■ Set task: Copy out all the lines in the records that include the word "type".

■ Provided records:
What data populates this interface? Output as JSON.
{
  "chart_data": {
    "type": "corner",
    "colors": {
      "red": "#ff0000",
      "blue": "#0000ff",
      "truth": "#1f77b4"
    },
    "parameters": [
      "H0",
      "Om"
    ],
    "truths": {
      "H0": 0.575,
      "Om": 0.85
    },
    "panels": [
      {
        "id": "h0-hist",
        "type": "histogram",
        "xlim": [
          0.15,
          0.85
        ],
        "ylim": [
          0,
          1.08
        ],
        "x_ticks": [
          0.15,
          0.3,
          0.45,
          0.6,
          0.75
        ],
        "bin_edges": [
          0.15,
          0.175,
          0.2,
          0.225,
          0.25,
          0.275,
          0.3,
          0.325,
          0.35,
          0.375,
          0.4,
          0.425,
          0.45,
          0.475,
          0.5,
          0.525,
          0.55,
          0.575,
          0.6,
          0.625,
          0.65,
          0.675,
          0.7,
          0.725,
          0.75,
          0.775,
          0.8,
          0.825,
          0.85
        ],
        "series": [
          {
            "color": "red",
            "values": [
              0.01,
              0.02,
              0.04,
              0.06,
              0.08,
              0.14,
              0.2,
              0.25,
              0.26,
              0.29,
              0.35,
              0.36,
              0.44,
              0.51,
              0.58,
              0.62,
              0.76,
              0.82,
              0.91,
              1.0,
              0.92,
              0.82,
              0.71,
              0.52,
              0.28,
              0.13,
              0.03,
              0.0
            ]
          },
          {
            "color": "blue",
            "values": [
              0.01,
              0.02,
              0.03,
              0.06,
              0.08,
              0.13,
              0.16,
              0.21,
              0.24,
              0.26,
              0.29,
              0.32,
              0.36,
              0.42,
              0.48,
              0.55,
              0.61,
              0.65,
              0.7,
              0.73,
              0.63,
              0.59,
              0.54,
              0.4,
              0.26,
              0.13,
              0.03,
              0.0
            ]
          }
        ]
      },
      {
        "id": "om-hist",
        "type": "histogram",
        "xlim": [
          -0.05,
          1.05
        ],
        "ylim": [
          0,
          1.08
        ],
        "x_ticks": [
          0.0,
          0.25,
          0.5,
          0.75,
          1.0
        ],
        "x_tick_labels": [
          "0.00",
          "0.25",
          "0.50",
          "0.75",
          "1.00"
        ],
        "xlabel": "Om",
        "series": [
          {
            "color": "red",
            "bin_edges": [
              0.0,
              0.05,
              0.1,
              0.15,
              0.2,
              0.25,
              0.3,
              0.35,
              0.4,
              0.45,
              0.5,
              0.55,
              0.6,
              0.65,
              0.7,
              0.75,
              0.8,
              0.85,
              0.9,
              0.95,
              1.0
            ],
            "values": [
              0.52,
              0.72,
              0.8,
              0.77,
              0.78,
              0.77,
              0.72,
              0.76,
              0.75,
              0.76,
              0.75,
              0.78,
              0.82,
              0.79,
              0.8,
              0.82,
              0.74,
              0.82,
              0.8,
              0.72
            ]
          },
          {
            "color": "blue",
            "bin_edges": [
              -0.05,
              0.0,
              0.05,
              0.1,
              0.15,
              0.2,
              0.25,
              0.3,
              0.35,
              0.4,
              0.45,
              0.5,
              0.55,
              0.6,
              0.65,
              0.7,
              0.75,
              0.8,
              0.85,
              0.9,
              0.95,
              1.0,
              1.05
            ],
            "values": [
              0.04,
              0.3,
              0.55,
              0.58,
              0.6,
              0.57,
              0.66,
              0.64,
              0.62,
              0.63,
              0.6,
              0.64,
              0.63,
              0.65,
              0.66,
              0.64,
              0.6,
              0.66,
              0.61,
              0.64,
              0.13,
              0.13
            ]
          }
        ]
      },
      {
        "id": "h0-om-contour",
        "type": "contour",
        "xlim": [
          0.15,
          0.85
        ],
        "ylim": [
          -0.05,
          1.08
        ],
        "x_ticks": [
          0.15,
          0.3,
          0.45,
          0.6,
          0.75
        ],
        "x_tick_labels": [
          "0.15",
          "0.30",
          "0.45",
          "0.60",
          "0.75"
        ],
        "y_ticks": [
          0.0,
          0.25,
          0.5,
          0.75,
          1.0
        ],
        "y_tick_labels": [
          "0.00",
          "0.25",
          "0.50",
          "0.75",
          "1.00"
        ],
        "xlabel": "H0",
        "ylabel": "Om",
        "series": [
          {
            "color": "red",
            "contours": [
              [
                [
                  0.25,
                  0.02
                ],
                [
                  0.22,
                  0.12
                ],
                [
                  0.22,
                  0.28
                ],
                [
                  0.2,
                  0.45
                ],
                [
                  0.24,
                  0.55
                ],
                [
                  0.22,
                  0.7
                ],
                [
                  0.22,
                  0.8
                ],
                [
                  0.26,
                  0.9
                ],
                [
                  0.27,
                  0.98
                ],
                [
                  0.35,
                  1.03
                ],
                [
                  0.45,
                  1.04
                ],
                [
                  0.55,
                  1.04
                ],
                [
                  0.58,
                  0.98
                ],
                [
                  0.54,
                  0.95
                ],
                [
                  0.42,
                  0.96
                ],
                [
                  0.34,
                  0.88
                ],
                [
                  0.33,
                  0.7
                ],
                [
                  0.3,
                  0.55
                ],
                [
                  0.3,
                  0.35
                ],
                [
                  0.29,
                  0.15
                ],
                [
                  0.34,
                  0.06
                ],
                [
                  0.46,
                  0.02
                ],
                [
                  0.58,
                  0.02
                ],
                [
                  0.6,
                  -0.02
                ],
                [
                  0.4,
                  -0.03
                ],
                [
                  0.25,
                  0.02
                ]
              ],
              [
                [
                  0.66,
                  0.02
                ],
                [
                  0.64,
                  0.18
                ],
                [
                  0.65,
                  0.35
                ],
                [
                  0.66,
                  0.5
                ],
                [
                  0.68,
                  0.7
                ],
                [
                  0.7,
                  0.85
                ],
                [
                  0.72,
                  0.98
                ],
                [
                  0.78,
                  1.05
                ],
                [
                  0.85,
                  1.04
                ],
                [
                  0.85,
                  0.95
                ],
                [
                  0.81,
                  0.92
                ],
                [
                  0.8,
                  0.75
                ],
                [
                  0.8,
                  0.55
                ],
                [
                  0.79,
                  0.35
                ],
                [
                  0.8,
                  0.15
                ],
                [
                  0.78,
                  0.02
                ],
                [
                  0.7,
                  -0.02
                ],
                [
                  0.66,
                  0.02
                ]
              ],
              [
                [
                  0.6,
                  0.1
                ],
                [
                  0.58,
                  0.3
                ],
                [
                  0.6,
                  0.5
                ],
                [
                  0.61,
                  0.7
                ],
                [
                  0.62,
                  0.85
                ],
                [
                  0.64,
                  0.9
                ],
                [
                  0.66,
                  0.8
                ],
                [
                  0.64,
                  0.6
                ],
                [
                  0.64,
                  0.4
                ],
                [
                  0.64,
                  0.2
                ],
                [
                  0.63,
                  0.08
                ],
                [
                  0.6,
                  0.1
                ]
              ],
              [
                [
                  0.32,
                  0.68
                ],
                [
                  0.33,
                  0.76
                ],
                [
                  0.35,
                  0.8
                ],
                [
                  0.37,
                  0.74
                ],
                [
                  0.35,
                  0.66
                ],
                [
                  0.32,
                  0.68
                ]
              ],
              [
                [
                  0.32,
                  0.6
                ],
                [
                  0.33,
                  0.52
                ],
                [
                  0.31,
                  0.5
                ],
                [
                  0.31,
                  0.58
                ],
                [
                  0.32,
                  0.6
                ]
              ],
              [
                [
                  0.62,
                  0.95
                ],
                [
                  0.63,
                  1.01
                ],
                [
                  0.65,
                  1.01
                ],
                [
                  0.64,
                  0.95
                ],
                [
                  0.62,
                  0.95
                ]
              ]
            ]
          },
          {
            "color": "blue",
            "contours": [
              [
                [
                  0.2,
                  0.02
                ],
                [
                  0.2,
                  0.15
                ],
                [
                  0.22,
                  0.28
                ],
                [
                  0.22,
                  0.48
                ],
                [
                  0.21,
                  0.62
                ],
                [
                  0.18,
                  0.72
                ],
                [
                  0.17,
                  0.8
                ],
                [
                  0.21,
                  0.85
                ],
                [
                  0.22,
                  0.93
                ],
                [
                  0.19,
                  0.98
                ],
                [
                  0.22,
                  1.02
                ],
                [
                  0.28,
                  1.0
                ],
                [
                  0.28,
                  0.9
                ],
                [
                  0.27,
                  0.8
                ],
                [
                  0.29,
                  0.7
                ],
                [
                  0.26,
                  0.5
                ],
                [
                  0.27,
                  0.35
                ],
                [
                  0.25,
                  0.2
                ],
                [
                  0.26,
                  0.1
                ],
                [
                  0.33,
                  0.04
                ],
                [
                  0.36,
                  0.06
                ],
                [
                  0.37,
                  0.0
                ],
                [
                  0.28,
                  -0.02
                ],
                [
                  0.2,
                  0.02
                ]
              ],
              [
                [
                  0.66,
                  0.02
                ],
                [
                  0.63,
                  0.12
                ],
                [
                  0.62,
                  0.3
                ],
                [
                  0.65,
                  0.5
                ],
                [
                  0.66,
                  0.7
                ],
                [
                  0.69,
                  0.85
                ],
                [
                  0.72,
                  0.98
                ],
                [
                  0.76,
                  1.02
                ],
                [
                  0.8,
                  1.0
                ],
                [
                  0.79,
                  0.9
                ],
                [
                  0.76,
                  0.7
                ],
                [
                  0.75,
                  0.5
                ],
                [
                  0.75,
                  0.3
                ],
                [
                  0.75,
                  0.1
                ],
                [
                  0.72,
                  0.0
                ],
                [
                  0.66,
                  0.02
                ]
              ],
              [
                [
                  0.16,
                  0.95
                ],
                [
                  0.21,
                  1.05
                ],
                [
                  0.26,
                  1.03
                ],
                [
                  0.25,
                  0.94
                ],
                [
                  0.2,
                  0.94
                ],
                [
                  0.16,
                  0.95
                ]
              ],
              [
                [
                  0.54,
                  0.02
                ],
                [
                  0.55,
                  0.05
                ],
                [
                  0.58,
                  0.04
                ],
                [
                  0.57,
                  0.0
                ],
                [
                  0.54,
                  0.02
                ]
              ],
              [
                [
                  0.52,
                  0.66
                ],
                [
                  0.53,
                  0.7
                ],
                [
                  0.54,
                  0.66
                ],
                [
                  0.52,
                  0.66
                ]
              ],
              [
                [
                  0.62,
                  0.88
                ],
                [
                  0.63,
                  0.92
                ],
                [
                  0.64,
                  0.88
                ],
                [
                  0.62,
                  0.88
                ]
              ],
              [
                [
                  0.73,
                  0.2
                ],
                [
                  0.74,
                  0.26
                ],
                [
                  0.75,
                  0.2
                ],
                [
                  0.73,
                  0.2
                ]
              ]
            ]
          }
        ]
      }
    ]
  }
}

■ Response to the exercise:
    "type": "corner",
        "type": "histogram",
        "type": "histogram",
        "type": "contour",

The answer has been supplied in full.